*WORK TO DO*
Search the data for the word "JSON" and copy every line where it occurs.

*DATA FOR THIS TASK*

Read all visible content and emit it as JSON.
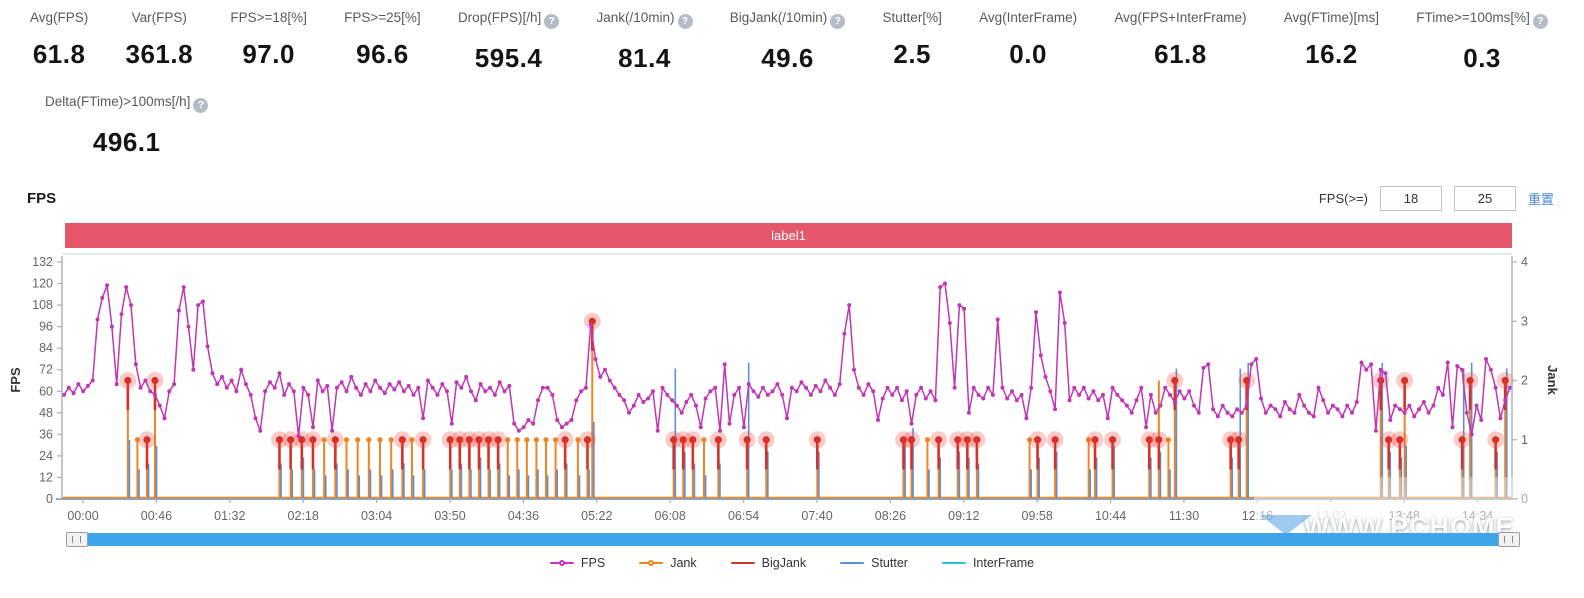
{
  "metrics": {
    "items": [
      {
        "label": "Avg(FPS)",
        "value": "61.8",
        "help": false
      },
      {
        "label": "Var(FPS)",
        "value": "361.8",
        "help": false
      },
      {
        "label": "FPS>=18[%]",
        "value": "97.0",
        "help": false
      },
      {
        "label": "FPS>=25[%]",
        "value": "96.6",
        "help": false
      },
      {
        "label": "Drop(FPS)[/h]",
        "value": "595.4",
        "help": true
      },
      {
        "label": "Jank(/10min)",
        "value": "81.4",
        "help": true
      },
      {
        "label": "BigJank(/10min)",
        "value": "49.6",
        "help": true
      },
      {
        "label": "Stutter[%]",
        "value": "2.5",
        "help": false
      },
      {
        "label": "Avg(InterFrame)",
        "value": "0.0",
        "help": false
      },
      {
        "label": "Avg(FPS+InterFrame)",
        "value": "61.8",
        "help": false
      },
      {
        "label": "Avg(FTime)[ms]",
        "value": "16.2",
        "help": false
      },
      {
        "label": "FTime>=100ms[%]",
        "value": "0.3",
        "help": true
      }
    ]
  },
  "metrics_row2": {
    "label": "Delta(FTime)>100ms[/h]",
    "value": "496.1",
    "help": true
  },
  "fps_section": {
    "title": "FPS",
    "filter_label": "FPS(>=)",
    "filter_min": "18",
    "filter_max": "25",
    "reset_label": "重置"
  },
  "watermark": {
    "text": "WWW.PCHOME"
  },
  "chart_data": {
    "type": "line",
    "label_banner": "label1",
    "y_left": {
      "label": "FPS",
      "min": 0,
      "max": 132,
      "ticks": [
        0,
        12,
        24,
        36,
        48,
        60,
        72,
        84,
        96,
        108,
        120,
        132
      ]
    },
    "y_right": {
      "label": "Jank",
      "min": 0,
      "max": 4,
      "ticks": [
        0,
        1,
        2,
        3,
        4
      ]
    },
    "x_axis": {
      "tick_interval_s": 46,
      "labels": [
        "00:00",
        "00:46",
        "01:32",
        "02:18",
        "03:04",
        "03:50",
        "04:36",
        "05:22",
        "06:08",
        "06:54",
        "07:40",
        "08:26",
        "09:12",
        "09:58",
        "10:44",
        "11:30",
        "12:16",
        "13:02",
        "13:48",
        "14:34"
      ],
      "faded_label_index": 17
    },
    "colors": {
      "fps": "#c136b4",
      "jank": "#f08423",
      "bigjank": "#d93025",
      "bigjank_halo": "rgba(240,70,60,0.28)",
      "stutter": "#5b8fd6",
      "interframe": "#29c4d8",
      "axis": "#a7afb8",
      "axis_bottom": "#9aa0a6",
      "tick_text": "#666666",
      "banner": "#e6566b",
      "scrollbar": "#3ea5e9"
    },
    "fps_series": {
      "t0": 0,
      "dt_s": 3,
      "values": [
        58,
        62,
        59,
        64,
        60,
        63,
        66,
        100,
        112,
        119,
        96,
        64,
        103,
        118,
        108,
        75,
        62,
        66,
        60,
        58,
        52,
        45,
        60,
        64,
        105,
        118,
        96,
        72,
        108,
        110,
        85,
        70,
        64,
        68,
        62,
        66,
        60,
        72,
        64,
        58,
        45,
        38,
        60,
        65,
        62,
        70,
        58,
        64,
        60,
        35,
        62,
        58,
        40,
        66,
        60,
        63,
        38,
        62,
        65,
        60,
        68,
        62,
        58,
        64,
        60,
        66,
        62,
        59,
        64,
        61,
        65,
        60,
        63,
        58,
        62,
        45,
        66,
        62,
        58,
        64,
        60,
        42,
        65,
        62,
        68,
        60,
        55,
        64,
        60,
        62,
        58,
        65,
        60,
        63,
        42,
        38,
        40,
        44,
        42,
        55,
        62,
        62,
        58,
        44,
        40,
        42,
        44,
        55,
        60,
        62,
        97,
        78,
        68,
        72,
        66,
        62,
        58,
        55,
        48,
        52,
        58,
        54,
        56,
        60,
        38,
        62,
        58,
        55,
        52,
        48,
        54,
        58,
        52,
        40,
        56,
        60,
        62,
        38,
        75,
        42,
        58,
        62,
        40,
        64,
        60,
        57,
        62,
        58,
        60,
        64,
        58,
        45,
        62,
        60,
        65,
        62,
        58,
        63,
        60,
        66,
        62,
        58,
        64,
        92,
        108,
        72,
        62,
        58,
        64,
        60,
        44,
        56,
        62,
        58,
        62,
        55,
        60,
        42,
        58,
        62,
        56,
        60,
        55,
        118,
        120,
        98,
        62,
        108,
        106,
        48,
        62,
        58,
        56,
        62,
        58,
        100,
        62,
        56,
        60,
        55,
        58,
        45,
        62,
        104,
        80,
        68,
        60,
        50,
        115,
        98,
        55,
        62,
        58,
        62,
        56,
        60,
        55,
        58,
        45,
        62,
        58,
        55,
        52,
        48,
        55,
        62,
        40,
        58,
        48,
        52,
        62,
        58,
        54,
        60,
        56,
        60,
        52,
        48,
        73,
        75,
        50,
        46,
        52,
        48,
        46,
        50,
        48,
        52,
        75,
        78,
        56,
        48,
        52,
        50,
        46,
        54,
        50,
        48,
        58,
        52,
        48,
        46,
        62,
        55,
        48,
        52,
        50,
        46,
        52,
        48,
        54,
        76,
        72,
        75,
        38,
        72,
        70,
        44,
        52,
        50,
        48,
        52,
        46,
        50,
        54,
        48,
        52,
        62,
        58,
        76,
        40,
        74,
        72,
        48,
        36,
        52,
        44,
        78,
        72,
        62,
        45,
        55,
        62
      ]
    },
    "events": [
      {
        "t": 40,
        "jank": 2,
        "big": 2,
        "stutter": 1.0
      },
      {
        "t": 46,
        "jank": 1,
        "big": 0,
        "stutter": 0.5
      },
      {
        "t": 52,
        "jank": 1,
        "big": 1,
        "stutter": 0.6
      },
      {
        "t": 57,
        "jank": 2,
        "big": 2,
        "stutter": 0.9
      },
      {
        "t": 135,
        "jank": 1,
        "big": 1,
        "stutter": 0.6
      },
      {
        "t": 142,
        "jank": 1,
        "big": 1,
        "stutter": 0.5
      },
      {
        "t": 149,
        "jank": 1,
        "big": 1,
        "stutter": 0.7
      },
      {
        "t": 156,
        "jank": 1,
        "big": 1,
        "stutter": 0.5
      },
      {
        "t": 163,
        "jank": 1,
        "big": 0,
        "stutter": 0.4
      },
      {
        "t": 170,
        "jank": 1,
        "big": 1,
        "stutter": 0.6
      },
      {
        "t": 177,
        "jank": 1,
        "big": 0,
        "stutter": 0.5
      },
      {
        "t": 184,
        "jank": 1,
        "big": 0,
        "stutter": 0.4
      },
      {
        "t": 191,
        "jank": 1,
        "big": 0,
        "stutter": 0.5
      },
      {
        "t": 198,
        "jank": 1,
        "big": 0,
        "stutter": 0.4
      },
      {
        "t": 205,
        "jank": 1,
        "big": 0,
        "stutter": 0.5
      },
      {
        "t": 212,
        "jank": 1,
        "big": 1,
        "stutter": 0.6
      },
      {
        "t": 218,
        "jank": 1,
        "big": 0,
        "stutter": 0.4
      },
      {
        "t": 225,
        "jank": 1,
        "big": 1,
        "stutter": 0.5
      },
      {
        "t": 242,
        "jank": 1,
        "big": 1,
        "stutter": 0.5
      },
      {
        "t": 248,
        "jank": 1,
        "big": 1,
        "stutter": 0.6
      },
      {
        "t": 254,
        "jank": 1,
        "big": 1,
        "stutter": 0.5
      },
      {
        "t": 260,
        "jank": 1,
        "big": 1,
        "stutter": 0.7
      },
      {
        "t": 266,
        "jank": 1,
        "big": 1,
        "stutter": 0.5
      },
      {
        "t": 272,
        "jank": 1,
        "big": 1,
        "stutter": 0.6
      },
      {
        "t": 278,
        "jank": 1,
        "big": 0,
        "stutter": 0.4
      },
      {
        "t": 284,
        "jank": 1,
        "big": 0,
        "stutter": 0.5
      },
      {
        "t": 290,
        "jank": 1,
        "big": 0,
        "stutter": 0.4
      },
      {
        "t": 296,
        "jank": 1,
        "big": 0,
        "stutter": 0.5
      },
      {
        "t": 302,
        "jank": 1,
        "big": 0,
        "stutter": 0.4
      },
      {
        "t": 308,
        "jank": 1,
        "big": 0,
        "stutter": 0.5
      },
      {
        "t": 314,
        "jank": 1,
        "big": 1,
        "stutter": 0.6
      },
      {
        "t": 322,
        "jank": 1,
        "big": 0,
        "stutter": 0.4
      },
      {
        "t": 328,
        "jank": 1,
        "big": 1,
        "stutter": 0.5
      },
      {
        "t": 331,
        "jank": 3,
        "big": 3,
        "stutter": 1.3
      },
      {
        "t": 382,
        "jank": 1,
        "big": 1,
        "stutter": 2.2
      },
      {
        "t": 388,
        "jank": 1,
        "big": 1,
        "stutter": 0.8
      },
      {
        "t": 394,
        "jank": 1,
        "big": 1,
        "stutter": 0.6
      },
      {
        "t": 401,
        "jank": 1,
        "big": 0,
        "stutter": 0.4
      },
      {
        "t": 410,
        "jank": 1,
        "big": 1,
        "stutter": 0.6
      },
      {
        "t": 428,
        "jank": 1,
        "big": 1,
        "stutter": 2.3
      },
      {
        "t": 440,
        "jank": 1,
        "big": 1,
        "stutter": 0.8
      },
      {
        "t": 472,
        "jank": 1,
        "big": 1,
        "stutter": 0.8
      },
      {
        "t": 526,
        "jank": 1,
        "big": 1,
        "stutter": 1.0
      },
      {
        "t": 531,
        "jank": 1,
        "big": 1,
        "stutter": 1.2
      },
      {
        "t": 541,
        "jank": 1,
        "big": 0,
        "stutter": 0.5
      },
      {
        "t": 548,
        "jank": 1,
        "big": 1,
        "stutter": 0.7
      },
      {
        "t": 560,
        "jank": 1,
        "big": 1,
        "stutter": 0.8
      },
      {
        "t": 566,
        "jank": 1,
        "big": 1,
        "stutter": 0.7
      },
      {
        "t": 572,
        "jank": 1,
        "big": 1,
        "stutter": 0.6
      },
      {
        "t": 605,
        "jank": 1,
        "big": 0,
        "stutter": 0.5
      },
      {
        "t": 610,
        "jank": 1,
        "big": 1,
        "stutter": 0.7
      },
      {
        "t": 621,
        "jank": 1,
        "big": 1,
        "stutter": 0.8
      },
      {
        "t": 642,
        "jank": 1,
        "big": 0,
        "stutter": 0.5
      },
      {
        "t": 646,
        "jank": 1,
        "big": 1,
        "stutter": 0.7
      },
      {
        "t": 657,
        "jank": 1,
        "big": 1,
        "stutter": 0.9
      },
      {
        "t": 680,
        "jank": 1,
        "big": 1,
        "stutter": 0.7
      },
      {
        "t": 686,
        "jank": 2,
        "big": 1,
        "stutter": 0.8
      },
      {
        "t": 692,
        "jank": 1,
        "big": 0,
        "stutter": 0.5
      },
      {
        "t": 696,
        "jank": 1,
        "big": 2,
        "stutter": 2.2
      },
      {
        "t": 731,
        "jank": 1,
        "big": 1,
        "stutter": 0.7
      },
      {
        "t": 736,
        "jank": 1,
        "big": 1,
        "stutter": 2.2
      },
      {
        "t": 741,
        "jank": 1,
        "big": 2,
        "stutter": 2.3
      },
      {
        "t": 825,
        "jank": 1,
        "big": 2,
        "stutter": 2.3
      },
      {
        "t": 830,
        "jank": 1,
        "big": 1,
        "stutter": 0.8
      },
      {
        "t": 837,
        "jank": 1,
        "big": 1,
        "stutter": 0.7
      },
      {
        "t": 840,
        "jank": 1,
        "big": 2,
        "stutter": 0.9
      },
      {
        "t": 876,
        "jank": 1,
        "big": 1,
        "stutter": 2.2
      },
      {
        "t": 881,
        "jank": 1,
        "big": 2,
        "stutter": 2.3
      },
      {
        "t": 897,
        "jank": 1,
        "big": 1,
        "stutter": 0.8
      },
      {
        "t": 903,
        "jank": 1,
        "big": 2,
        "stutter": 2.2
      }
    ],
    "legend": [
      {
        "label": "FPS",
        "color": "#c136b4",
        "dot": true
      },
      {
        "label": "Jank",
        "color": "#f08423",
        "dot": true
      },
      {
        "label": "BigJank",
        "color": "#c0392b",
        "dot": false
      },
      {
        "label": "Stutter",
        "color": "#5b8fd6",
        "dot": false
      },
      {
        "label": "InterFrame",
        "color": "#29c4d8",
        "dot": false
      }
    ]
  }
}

==

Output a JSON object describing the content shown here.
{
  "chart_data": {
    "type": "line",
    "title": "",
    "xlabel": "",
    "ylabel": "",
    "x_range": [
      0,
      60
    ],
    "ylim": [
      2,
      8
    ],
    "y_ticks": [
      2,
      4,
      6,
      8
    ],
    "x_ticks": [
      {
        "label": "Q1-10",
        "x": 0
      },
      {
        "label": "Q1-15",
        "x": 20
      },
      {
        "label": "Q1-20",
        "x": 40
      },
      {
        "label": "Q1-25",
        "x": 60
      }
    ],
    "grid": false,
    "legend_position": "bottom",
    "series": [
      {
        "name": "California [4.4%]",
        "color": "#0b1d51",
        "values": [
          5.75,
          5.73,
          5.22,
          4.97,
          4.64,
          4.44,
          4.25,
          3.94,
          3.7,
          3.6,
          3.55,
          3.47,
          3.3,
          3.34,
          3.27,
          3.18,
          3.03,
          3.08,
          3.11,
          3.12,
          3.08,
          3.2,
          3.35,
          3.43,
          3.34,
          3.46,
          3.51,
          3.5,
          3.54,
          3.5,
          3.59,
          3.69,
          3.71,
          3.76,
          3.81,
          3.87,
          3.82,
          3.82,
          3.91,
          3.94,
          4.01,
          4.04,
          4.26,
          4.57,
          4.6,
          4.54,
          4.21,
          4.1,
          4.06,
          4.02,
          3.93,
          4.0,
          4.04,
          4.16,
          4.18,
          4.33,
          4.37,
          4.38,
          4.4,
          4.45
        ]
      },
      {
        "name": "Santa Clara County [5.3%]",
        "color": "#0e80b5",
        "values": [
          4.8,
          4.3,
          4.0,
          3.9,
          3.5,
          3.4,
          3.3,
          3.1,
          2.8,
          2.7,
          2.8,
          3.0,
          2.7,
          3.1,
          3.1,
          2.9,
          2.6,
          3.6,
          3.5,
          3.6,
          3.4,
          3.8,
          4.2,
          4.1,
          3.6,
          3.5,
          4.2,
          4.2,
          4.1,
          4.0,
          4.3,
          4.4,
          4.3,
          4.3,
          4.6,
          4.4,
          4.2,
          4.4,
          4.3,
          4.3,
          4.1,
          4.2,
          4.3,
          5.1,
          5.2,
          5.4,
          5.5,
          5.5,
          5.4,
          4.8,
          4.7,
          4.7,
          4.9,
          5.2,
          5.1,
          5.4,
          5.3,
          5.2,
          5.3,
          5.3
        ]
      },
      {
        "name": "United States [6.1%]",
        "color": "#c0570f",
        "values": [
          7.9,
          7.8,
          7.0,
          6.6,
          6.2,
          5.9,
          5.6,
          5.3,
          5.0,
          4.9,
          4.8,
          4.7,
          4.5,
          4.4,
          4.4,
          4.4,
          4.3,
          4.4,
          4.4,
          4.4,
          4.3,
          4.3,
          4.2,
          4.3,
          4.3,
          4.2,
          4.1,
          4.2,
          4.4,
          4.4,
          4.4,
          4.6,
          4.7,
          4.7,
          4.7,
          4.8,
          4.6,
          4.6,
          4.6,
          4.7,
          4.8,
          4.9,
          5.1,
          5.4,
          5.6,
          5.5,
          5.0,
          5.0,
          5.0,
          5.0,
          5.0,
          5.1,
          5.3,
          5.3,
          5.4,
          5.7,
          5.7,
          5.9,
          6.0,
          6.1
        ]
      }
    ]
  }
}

*TASK OUTPUT*
Read all visible content and emit it as JSON.
Output a JSON object describing the content shown here.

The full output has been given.